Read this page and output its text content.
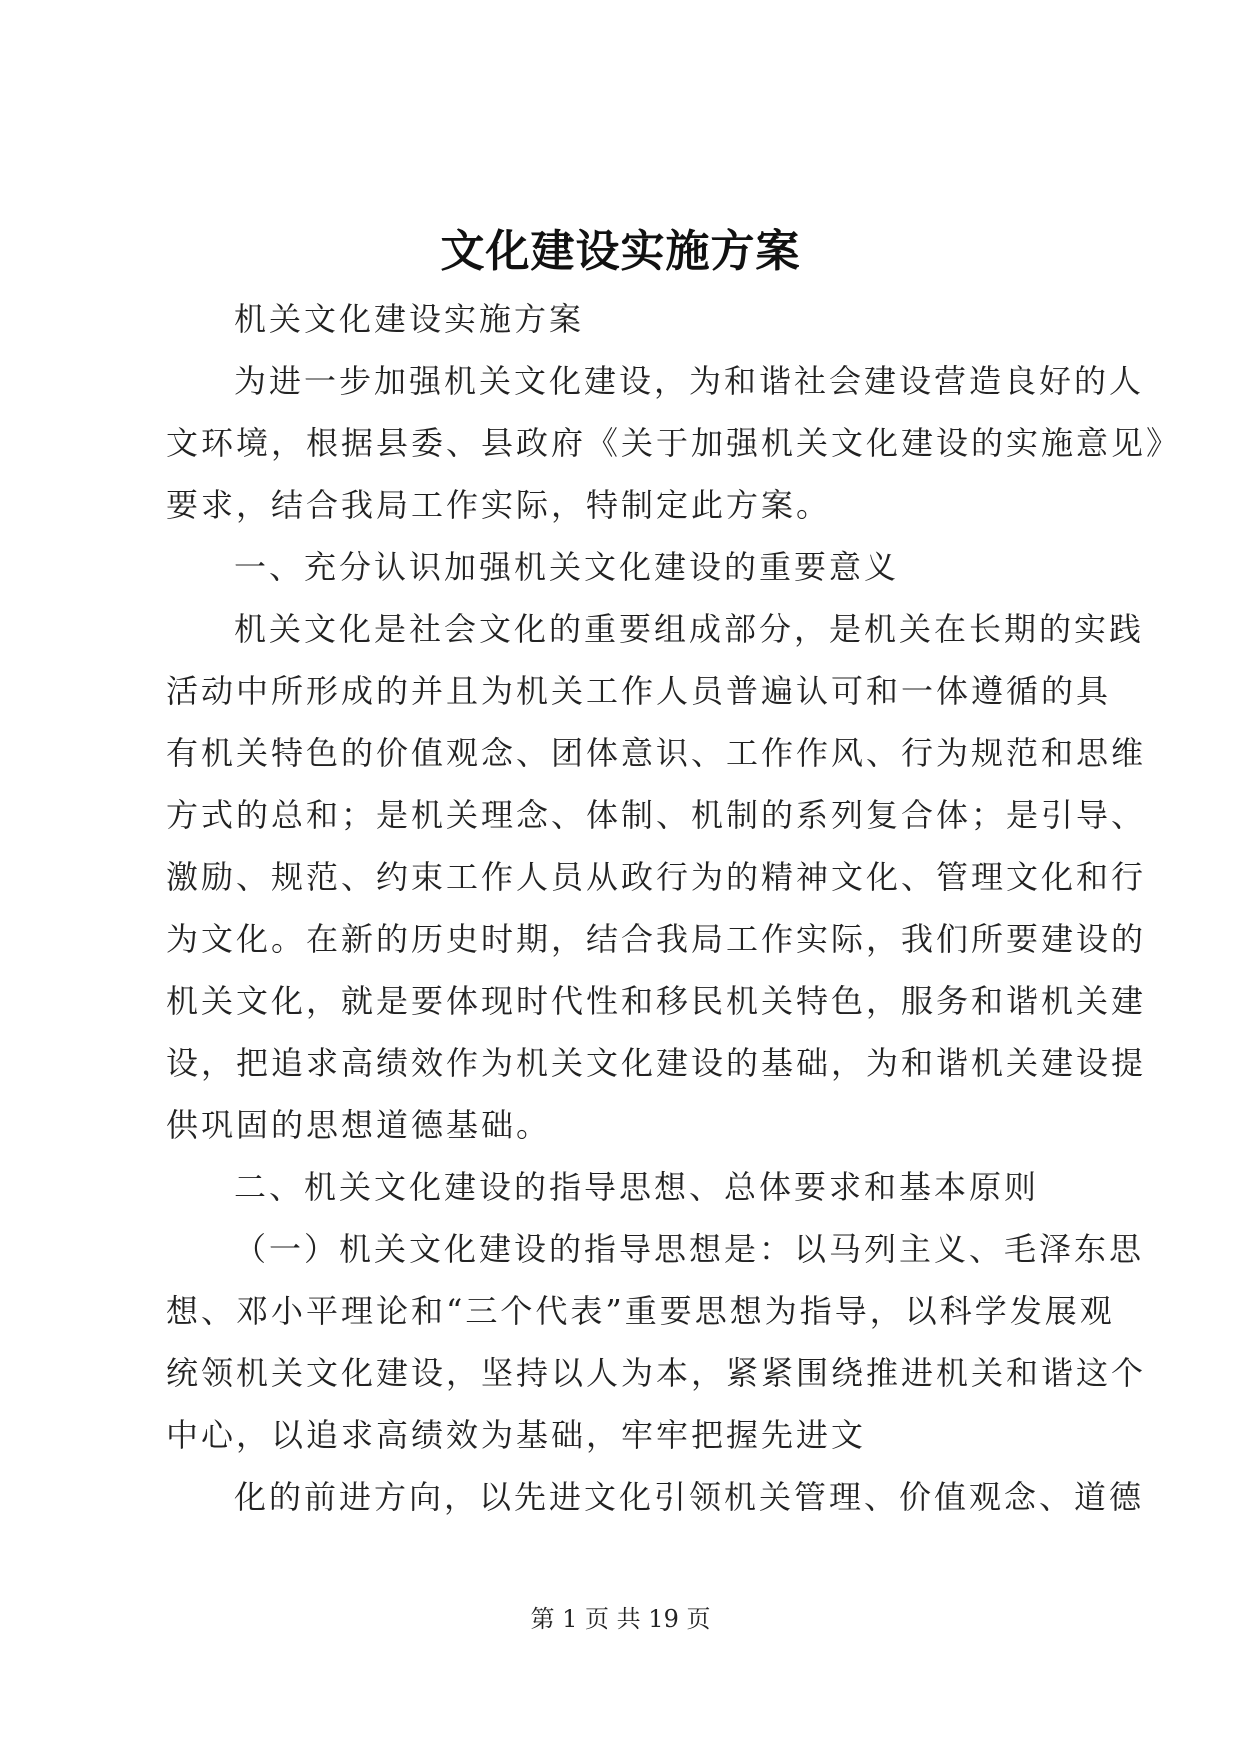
文化建设实施方案
机关文化建设实施方案
为进一步加强机关文化建设，为和谐社会建设营造良好的人
文环境，根据县委、县政府《关于加强机关文化建设的实施意见》
要求，结合我局工作实际，特制定此方案。
一、充分认识加强机关文化建设的重要意义
机关文化是社会文化的重要组成部分，是机关在长期的实践
活动中所形成的并且为机关工作人员普遍认可和一体遵循的具
有机关特色的价值观念、团体意识、工作作风、行为规范和思维
方式的总和；是机关理念、体制、机制的系列复合体；是引导、
激励、规范、约束工作人员从政行为的精神文化、管理文化和行
为文化。在新的历史时期，结合我局工作实际，我们所要建设的
机关文化，就是要体现时代性和移民机关特色，服务和谐机关建
设，把追求高绩效作为机关文化建设的基础，为和谐机关建设提
供巩固的思想道德基础。
二、机关文化建设的指导思想、总体要求和基本原则
（一）机关文化建设的指导思想是：以马列主义、毛泽东思
想、邓小平理论和“三个代表”重要思想为指导，以科学发展观
统领机关文化建设，坚持以人为本，紧紧围绕推进机关和谐这个
中心，以追求高绩效为基础，牢牢把握先进文
化的前进方向，以先进文化引领机关管理、价值观念、道德
第 1 页 共 19 页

## Task to carry out
Every record is to be reproduced exactly, with no pictures included.

## Task solution
Read this page and output its text content.
文化建设实施方案
机关文化建设实施方案
为进一步加强机关文化建设，为和谐社会建设营造良好的人
文环境，根据县委、县政府《关于加强机关文化建设的实施意见》
要求，结合我局工作实际，特制定此方案。
一、充分认识加强机关文化建设的重要意义
机关文化是社会文化的重要组成部分，是机关在长期的实践
活动中所形成的并且为机关工作人员普遍认可和一体遵循的具
有机关特色的价值观念、团体意识、工作作风、行为规范和思维
方式的总和；是机关理念、体制、机制的系列复合体；是引导、
激励、规范、约束工作人员从政行为的精神文化、管理文化和行
为文化。在新的历史时期，结合我局工作实际，我们所要建设的
机关文化，就是要体现时代性和移民机关特色，服务和谐机关建
设，把追求高绩效作为机关文化建设的基础，为和谐机关建设提
供巩固的思想道德基础。
二、机关文化建设的指导思想、总体要求和基本原则
（一）机关文化建设的指导思想是：以马列主义、毛泽东思
想、邓小平理论和“三个代表”重要思想为指导，以科学发展观
统领机关文化建设，坚持以人为本，紧紧围绕推进机关和谐这个
中心，以追求高绩效为基础，牢牢把握先进文
化的前进方向，以先进文化引领机关管理、价值观念、道德
第 1 页 共 19 页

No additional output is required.